__TASK STATEMENT__
Retype the records below exactly as they appear, but leave out any pictures.

····················

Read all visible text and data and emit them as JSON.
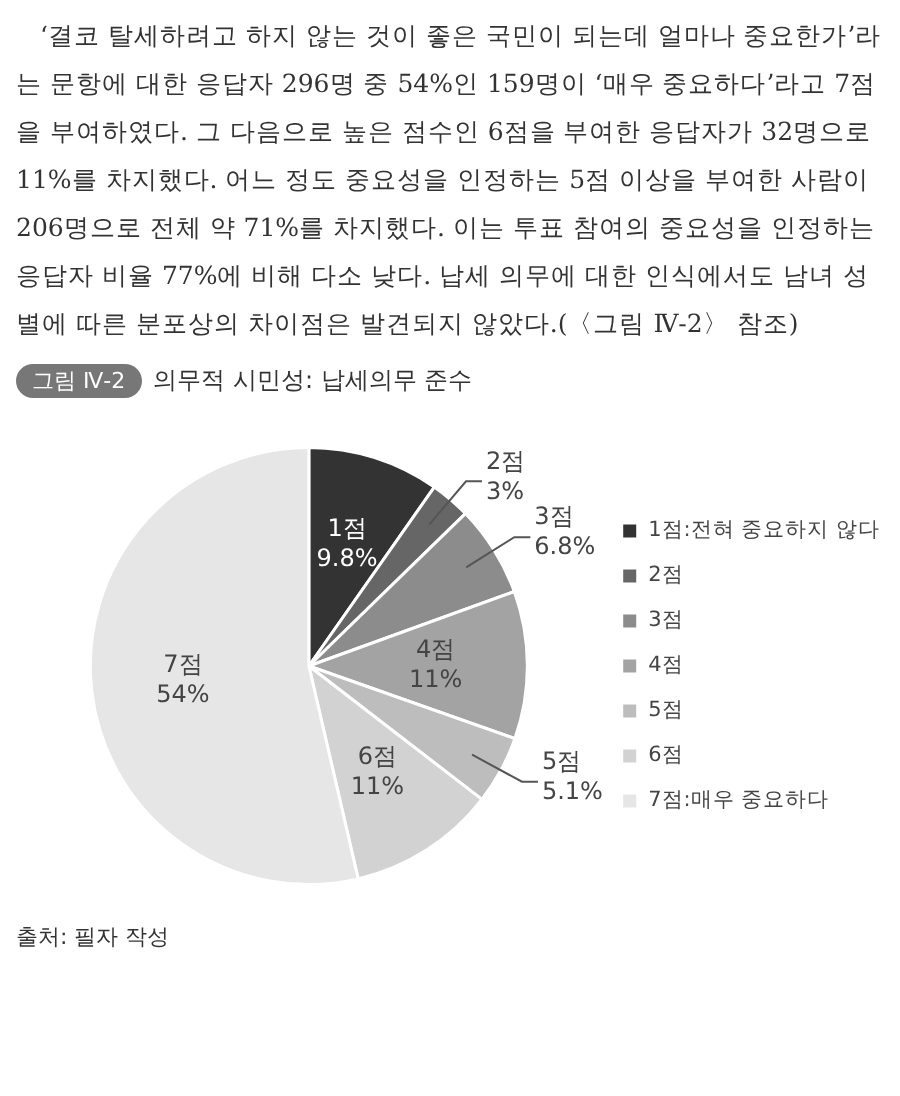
{
  "chart_data": {
    "type": "pie",
    "title": "의무적 시민성: 납세의무 준수",
    "subtitle": "그림 Ⅳ-2",
    "categories": [
      "1점:전혀 중요하지 않다",
      "2점",
      "3점",
      "4점",
      "5점",
      "6점",
      "7점:매우 중요하다"
    ],
    "values": [
      9.8,
      3,
      6.8,
      11,
      5.1,
      11,
      54
    ],
    "colors": [
      "#333333",
      "#666666",
      "#8c8c8c",
      "#a3a3a3",
      "#bdbdbd",
      "#d2d2d2",
      "#e6e6e6"
    ],
    "value_labels": [
      "1점\n9.8%",
      "2점\n3%",
      "3점\n6.8%",
      "4점\n11%",
      "5점\n5.1%",
      "6점\n11%",
      "7점\n54%"
    ],
    "legend": "right",
    "annotations": [
      "‘결코 탈세하려고 하지 않는 것이 좋은 국민이 되는데 얼마나 중요한가’라는 문항에 대한 응답자 296명 중 54%인 159명이 ‘매우 중요하다’라고 7점을 부여하였다. 그 다음으로 높은 점수인 6점을 부여한 응답자가 32명으로 11%를 차지했다. 어느 정도 중요성을 인정하는 5점 이상을 부여한 사람이 206명으로 전체 약 71%를 차지했다. 이는 투표 참여의 중요성을 인정하는 응답자 비율 77%에 비해 다소 낮다. 납세 의무에 대한 인식에서도 남녀 성별에 따른 분포상의 차이점은 발견되지 않았다.(〈그림 Ⅳ-2〉 참조)",
      "출처: 필자 작성"
    ]
  }
}
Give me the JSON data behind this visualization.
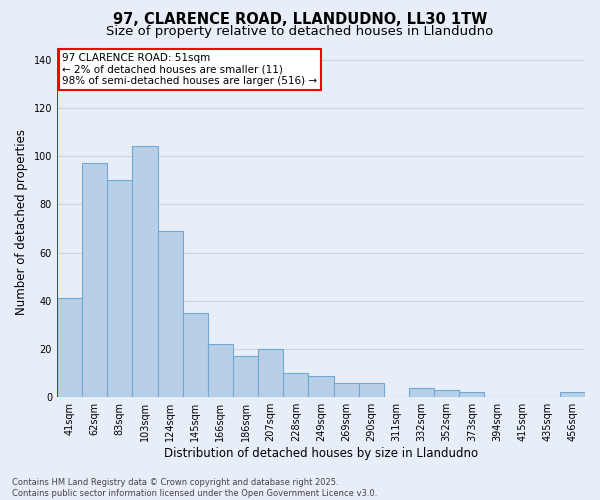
{
  "title": "97, CLARENCE ROAD, LLANDUDNO, LL30 1TW",
  "subtitle": "Size of property relative to detached houses in Llandudno",
  "xlabel": "Distribution of detached houses by size in Llandudno",
  "ylabel": "Number of detached properties",
  "categories": [
    "41sqm",
    "62sqm",
    "83sqm",
    "103sqm",
    "124sqm",
    "145sqm",
    "166sqm",
    "186sqm",
    "207sqm",
    "228sqm",
    "249sqm",
    "269sqm",
    "290sqm",
    "311sqm",
    "332sqm",
    "352sqm",
    "373sqm",
    "394sqm",
    "415sqm",
    "435sqm",
    "456sqm"
  ],
  "values": [
    41,
    97,
    90,
    104,
    69,
    35,
    22,
    17,
    20,
    10,
    9,
    6,
    6,
    0,
    4,
    3,
    2,
    0,
    0,
    0,
    2
  ],
  "bar_color": "#b8cfe8",
  "bar_edge_color": "#6faad4",
  "annotation_text": "97 CLARENCE ROAD: 51sqm\n← 2% of detached houses are smaller (11)\n98% of semi-detached houses are larger (516) →",
  "annotation_box_facecolor": "white",
  "annotation_box_edgecolor": "red",
  "red_line_color": "red",
  "ylim_max": 145,
  "yticks": [
    0,
    20,
    40,
    60,
    80,
    100,
    120,
    140
  ],
  "footer": "Contains HM Land Registry data © Crown copyright and database right 2025.\nContains public sector information licensed under the Open Government Licence v3.0.",
  "background_color": "#e8eef8",
  "grid_color": "#c8d4e8",
  "title_fontsize": 10.5,
  "subtitle_fontsize": 9.5,
  "axis_label_fontsize": 8.5,
  "tick_fontsize": 7,
  "annotation_fontsize": 7.5,
  "footer_fontsize": 6
}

····················

__RESULT OF THIS TASK__
Read all visible text and data and emit them as JSON.
{
  "chart_data": {
    "type": "pie",
    "title": "의무적 시민성: 납세의무 준수",
    "subtitle": "그림 Ⅳ-2",
    "categories": [
      "1점:전혀 중요하지 않다",
      "2점",
      "3점",
      "4점",
      "5점",
      "6점",
      "7점:매우 중요하다"
    ],
    "values": [
      9.8,
      3,
      6.8,
      11,
      5.1,
      11,
      54
    ],
    "colors": [
      "#333333",
      "#666666",
      "#8c8c8c",
      "#a3a3a3",
      "#bdbdbd",
      "#d2d2d2",
      "#e6e6e6"
    ],
    "value_labels": [
      "1점\n9.8%",
      "2점\n3%",
      "3점\n6.8%",
      "4점\n11%",
      "5점\n5.1%",
      "6점\n11%",
      "7점\n54%"
    ],
    "legend": "right",
    "annotations": [
      "‘결코 탈세하려고 하지 않는 것이 좋은 국민이 되는데 얼마나 중요한가’라는 문항에 대한 응답자 296명 중 54%인 159명이 ‘매우 중요하다’라고 7점을 부여하였다. 그 다음으로 높은 점수인 6점을 부여한 응답자가 32명으로 11%를 차지했다. 어느 정도 중요성을 인정하는 5점 이상을 부여한 사람이 206명으로 전체 약 71%를 차지했다. 이는 투표 참여의 중요성을 인정하는 응답자 비율 77%에 비해 다소 낮다. 납세 의무에 대한 인식에서도 남녀 성별에 따른 분포상의 차이점은 발견되지 않았다.(〈그림 Ⅳ-2〉 참조)",
      "출처: 필자 작성"
    ]
  }
}
Give me the JSON data behind this visualization.
{
  "title": "97, CLARENCE ROAD, LLANDUDNO, LL30 1TW",
  "subtitle": "Size of property relative to detached houses in Llandudno",
  "xlabel": "Distribution of detached houses by size in Llandudno",
  "ylabel": "Number of detached properties",
  "categories": [
    "41sqm",
    "62sqm",
    "83sqm",
    "103sqm",
    "124sqm",
    "145sqm",
    "166sqm",
    "186sqm",
    "207sqm",
    "228sqm",
    "249sqm",
    "269sqm",
    "290sqm",
    "311sqm",
    "332sqm",
    "352sqm",
    "373sqm",
    "394sqm",
    "415sqm",
    "435sqm",
    "456sqm"
  ],
  "values": [
    41,
    97,
    90,
    104,
    69,
    35,
    22,
    17,
    20,
    10,
    9,
    6,
    6,
    0,
    4,
    3,
    2,
    0,
    0,
    0,
    2
  ],
  "bar_color": "#b8cfe8",
  "bar_edge_color": "#6faad4",
  "annotation_text": "97 CLARENCE ROAD: 51sqm\n← 2% of detached houses are smaller (11)\n98% of semi-detached houses are larger (516) →",
  "annotation_box_facecolor": "white",
  "annotation_box_edgecolor": "red",
  "red_line_color": "red",
  "ylim_max": 145,
  "yticks": [
    0,
    20,
    40,
    60,
    80,
    100,
    120,
    140
  ],
  "footer": "Contains HM Land Registry data © Crown copyright and database right 2025.\nContains public sector information licensed under the Open Government Licence v3.0.",
  "background_color": "#e8eef8",
  "grid_color": "#c8d4e8",
  "title_fontsize": 10.5,
  "subtitle_fontsize": 9.5,
  "axis_label_fontsize": 8.5,
  "tick_fontsize": 7,
  "annotation_fontsize": 7.5,
  "footer_fontsize": 6
}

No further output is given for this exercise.